### [EXERCISE DIRECTIONS]
Below, find each line holding "Totalmente" and state how many there are, using the number alone.

(Structured figure records)
....
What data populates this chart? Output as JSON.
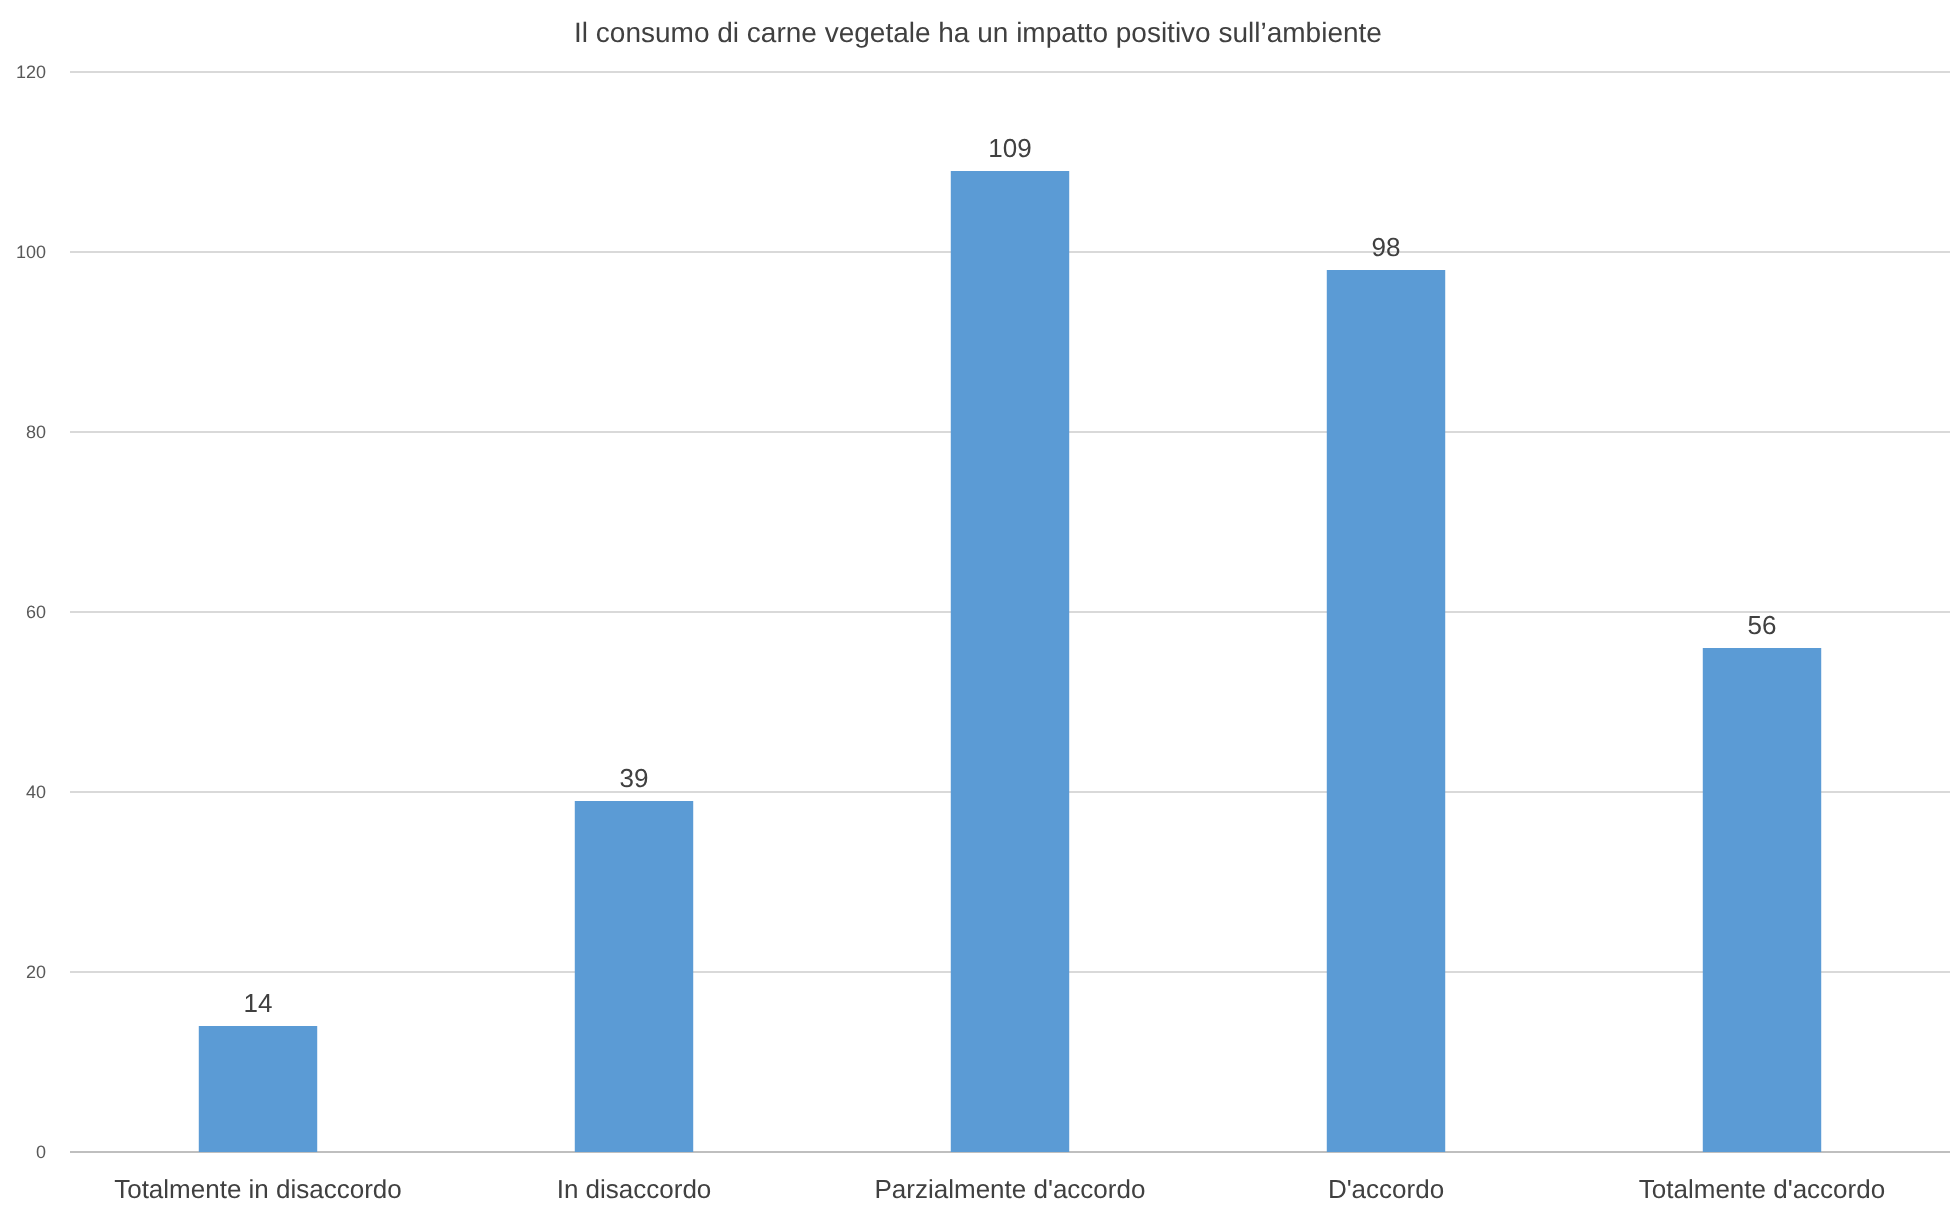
{
  "chart_data": {
    "type": "bar",
    "title": "Il consumo di carne vegetale ha un impatto positivo sull’ambiente",
    "categories": [
      "Totalmente in disaccordo",
      "In disaccordo",
      "Parzialmente d'accordo",
      "D'accordo",
      "Totalmente d'accordo"
    ],
    "values": [
      14,
      39,
      109,
      98,
      56
    ],
    "color": "#5b9bd5",
    "data_labels": true,
    "ylim": [
      0,
      120
    ],
    "yticks": [
      0,
      20,
      40,
      60,
      80,
      100,
      120
    ],
    "grid": "y"
  }
}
....
### [OUTPUT OF THE TASK]
2